--- TASK MATERIAL Enclosed Below ---

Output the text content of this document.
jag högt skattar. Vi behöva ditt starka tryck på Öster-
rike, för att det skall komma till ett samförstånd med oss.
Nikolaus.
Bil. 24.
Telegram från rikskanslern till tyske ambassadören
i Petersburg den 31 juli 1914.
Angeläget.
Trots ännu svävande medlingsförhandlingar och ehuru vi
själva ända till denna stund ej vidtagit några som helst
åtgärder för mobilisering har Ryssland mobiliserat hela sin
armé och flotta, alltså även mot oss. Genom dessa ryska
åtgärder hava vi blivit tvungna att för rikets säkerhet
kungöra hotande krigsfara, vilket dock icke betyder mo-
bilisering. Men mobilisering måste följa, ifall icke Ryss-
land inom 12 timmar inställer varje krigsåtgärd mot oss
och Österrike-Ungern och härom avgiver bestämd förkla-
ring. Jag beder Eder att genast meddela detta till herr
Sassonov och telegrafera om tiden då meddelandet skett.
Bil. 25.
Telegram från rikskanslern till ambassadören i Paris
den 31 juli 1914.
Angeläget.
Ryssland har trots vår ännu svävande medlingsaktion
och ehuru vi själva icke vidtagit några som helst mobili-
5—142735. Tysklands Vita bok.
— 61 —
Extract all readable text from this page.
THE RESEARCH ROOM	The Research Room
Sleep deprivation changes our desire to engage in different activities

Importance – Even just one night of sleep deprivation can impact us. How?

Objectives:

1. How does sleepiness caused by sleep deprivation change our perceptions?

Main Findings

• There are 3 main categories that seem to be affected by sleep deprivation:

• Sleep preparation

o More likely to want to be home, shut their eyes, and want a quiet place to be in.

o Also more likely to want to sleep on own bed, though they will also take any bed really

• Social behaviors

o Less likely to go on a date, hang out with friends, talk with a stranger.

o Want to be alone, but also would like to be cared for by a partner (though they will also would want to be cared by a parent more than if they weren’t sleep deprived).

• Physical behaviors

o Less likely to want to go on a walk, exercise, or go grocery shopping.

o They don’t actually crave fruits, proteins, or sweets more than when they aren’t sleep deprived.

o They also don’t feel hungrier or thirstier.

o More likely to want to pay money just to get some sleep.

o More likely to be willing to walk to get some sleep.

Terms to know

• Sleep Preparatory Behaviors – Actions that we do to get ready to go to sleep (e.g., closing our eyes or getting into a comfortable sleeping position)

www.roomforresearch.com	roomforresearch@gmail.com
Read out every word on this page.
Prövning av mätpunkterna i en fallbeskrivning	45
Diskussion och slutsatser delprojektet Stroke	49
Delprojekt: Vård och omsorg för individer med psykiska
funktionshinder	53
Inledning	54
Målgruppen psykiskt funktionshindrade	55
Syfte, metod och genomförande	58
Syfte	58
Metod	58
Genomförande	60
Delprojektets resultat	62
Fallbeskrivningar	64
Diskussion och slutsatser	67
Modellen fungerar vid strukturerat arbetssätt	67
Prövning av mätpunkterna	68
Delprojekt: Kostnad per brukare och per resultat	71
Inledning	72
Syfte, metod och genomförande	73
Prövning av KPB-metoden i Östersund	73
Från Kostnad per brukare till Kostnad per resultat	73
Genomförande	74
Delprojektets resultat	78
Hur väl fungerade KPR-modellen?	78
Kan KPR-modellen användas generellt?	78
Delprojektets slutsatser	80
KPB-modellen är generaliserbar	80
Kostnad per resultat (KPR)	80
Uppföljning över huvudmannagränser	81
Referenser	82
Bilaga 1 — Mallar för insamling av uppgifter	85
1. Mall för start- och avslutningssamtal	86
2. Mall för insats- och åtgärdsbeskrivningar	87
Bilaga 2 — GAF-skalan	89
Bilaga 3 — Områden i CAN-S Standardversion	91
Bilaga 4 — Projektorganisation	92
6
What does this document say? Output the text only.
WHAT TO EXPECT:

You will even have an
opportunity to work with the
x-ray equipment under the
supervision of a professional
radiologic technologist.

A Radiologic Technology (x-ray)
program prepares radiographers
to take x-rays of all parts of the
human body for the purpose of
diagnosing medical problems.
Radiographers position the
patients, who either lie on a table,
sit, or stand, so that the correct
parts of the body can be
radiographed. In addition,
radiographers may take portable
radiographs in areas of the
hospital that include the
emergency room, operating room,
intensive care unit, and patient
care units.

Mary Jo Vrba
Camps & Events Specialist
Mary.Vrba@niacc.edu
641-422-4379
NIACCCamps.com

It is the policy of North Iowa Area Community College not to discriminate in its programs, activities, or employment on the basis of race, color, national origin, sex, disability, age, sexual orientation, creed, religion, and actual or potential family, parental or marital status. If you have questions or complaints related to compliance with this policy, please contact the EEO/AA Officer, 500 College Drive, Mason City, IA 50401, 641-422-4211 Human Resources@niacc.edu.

--- End of Enclosed TASK MATERIAL ---

> WHAT IS BEING ASKED
Reproduce the entries above exactly.

> PROBLEM SOLUTION
Output the text content of this document.
jag högt skattar. Vi behöva ditt starka tryck på Öster-
rike, för att det skall komma till ett samförstånd med oss.
Nikolaus.
Bil. 24.
Telegram från rikskanslern till tyske ambassadören
i Petersburg den 31 juli 1914.
Angeläget.
Trots ännu svävande medlingsförhandlingar och ehuru vi
själva ända till denna stund ej vidtagit några som helst
åtgärder för mobilisering har Ryssland mobiliserat hela sin
armé och flotta, alltså även mot oss. Genom dessa ryska
åtgärder hava vi blivit tvungna att för rikets säkerhet
kungöra hotande krigsfara, vilket dock icke betyder mo-
bilisering. Men mobilisering måste följa, ifall icke Ryss-
land inom 12 timmar inställer varje krigsåtgärd mot oss
och Österrike-Ungern och härom avgiver bestämd förkla-
ring. Jag beder Eder att genast meddela detta till herr
Sassonov och telegrafera om tiden då meddelandet skett.
Bil. 25.
Telegram från rikskanslern till ambassadören i Paris
den 31 juli 1914.
Angeläget.
Ryssland har trots vår ännu svävande medlingsaktion
och ehuru vi själva icke vidtagit några som helst mobili-
5—142735. Tysklands Vita bok.
— 61 —
Extract all readable text from this page.
THE RESEARCH ROOM	The Research Room
Sleep deprivation changes our desire to engage in different activities

Importance – Even just one night of sleep deprivation can impact us. How?

Objectives:

1. How does sleepiness caused by sleep deprivation change our perceptions?

Main Findings

• There are 3 main categories that seem to be affected by sleep deprivation:

• Sleep preparation

o More likely to want to be home, shut their eyes, and want a quiet place to be in.

o Also more likely to want to sleep on own bed, though they will also take any bed really

• Social behaviors

o Less likely to go on a date, hang out with friends, talk with a stranger.

o Want to be alone, but also would like to be cared for by a partner (though they will also would want to be cared by a parent more than if they weren’t sleep deprived).

• Physical behaviors

o Less likely to want to go on a walk, exercise, or go grocery shopping.

o They don’t actually crave fruits, proteins, or sweets more than when they aren’t sleep deprived.

o They also don’t feel hungrier or thirstier.

o More likely to want to pay money just to get some sleep.

o More likely to be willing to walk to get some sleep.

Terms to know

• Sleep Preparatory Behaviors – Actions that we do to get ready to go to sleep (e.g., closing our eyes or getting into a comfortable sleeping position)

www.roomforresearch.com	roomforresearch@gmail.com
Read out every word on this page.
Prövning av mätpunkterna i en fallbeskrivning	45
Diskussion och slutsatser delprojektet Stroke	49
Delprojekt: Vård och omsorg för individer med psykiska
funktionshinder	53
Inledning	54
Målgruppen psykiskt funktionshindrade	55
Syfte, metod och genomförande	58
Syfte	58
Metod	58
Genomförande	60
Delprojektets resultat	62
Fallbeskrivningar	64
Diskussion och slutsatser	67
Modellen fungerar vid strukturerat arbetssätt	67
Prövning av mätpunkterna	68
Delprojekt: Kostnad per brukare och per resultat	71
Inledning	72
Syfte, metod och genomförande	73
Prövning av KPB-metoden i Östersund	73
Från Kostnad per brukare till Kostnad per resultat	73
Genomförande	74
Delprojektets resultat	78
Hur väl fungerade KPR-modellen?	78
Kan KPR-modellen användas generellt?	78
Delprojektets slutsatser	80
KPB-modellen är generaliserbar	80
Kostnad per resultat (KPR)	80
Uppföljning över huvudmannagränser	81
Referenser	82
Bilaga 1 — Mallar för insamling av uppgifter	85
1. Mall för start- och avslutningssamtal	86
2. Mall för insats- och åtgärdsbeskrivningar	87
Bilaga 2 — GAF-skalan	89
Bilaga 3 — Områden i CAN-S Standardversion	91
Bilaga 4 — Projektorganisation	92
6
What does this document say? Output the text only.
WHAT TO EXPECT:

You will even have an
opportunity to work with the
x-ray equipment under the
supervision of a professional
radiologic technologist.

A Radiologic Technology (x-ray)
program prepares radiographers
to take x-rays of all parts of the
human body for the purpose of
diagnosing medical problems.
Radiographers position the
patients, who either lie on a table,
sit, or stand, so that the correct
parts of the body can be
radiographed. In addition,
radiographers may take portable
radiographs in areas of the
hospital that include the
emergency room, operating room,
intensive care unit, and patient
care units.

Mary Jo Vrba
Camps & Events Specialist
Mary.Vrba@niacc.edu
641-422-4379
NIACCCamps.com

It is the policy of North Iowa Area Community College not to discriminate in its programs, activities, or employment on the basis of race, color, national origin, sex, disability, age, sexual orientation, creed, religion, and actual or potential family, parental or marital status. If you have questions or complaints related to compliance with this policy, please contact the EEO/AA Officer, 500 College Drive, Mason City, IA 50401, 641-422-4211 Human Resources@niacc.edu.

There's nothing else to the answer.